The request> Check every line below for the string "humanity", and copy the lines that contain it.

Stored records:
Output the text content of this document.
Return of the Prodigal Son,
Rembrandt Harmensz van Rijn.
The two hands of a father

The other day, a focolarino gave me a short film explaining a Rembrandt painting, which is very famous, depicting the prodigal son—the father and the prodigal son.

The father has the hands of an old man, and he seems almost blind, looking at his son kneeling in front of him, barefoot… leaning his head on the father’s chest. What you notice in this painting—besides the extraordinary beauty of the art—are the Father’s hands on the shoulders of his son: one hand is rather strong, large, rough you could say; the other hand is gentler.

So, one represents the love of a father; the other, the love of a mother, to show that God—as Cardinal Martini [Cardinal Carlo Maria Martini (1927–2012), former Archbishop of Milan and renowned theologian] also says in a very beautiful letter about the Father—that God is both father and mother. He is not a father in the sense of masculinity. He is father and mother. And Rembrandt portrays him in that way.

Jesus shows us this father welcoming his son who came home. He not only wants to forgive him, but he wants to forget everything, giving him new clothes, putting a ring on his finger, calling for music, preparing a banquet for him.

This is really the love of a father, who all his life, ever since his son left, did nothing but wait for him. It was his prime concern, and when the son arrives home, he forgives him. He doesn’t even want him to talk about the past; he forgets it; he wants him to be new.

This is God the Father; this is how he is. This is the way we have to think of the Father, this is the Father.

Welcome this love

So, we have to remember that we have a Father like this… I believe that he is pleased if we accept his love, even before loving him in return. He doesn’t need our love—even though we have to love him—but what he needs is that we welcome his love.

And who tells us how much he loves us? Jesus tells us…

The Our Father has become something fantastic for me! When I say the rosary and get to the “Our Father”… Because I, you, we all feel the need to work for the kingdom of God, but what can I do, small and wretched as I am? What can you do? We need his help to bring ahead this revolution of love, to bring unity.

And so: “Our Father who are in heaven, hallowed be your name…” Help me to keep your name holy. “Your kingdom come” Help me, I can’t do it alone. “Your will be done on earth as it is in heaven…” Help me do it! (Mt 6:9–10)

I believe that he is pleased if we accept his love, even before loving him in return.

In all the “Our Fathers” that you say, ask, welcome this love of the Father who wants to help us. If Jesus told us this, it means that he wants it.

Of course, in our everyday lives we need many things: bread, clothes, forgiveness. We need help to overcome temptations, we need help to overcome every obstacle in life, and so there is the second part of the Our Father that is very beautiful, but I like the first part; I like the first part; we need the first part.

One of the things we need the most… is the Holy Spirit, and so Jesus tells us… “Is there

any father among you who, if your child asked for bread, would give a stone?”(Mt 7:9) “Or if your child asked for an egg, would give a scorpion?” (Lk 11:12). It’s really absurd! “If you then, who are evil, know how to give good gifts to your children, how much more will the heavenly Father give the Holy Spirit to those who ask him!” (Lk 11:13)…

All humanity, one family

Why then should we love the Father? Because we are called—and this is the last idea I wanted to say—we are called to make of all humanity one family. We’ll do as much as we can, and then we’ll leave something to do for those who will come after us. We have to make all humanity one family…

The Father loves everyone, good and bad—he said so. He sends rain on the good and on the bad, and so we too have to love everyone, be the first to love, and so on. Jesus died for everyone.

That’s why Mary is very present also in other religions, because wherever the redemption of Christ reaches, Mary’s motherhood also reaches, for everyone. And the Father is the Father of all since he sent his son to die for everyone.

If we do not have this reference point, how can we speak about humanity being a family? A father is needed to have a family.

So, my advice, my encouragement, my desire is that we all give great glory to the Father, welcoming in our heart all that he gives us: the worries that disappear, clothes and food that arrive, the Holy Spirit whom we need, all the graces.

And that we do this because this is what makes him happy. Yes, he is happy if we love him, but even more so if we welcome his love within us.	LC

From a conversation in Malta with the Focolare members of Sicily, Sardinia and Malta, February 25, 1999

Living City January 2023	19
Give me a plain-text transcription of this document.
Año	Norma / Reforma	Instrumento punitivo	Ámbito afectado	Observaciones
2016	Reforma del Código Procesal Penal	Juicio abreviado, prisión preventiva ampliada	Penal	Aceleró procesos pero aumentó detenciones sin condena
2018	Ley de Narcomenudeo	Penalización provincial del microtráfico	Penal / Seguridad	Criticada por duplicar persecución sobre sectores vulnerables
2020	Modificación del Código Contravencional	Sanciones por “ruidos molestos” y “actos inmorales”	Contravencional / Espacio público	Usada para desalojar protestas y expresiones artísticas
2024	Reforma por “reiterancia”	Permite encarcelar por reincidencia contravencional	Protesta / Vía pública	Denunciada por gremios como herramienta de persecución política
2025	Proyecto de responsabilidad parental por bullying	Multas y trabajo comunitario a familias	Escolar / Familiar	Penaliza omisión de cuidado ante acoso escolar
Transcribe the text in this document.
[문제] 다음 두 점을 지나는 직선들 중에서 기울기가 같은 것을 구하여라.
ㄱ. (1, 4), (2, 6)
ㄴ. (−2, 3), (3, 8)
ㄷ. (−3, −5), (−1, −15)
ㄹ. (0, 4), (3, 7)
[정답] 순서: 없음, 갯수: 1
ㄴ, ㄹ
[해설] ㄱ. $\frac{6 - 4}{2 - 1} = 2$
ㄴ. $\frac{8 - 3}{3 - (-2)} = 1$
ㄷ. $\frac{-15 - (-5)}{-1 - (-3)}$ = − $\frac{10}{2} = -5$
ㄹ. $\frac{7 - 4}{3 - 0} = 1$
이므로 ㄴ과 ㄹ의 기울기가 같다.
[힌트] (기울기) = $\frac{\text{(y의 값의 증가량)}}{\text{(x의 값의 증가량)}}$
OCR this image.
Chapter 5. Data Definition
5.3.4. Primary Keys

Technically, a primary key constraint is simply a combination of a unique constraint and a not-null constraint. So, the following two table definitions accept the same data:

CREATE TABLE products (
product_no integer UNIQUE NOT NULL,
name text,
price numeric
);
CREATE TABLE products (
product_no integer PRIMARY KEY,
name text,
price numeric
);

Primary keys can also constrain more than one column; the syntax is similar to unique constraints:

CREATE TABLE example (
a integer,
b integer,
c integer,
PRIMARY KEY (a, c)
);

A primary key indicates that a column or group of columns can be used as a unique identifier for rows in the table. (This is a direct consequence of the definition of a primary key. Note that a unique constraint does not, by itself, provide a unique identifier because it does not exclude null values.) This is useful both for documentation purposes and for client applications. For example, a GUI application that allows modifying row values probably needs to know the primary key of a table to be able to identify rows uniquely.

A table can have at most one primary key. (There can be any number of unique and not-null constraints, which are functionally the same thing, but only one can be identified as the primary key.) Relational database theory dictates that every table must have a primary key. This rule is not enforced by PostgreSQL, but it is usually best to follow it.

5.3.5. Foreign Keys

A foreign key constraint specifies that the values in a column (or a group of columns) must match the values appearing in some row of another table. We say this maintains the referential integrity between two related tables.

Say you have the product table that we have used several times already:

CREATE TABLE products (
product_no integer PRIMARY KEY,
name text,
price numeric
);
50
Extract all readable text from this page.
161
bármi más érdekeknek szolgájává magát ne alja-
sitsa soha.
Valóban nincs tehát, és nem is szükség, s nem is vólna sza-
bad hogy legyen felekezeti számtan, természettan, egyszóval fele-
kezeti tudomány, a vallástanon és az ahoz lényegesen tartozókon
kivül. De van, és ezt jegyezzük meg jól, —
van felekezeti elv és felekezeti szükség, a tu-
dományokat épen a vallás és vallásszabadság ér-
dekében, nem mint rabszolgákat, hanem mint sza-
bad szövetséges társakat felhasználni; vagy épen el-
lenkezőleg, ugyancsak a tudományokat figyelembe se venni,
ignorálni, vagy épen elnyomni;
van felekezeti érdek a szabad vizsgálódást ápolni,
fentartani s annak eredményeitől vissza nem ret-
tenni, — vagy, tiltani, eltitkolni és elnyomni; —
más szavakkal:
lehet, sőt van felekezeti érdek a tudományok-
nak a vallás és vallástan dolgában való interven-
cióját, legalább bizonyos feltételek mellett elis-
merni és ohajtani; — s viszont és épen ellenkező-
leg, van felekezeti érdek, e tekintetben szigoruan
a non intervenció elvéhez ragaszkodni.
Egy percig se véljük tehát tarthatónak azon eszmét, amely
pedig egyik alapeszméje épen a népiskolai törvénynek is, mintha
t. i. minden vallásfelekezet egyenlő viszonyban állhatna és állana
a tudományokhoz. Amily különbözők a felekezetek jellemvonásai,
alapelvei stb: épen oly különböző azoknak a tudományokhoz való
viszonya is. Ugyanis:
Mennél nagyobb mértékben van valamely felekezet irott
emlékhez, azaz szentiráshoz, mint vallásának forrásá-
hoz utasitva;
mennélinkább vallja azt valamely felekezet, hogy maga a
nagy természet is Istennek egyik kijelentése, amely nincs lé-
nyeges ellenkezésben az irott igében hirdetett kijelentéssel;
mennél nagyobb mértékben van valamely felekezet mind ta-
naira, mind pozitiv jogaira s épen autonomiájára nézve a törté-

In response>
All humanity, one family
Why then should we love the Father? Because we are called—and this is the last idea I wanted to say—we are called to make of all humanity one family. We’ll do as much as we can, and then we’ll leave something to do for those who will come after us. We have to make all humanity one family…
If we do not have this reference point, how can we speak about humanity being a family? A father is needed to have a family.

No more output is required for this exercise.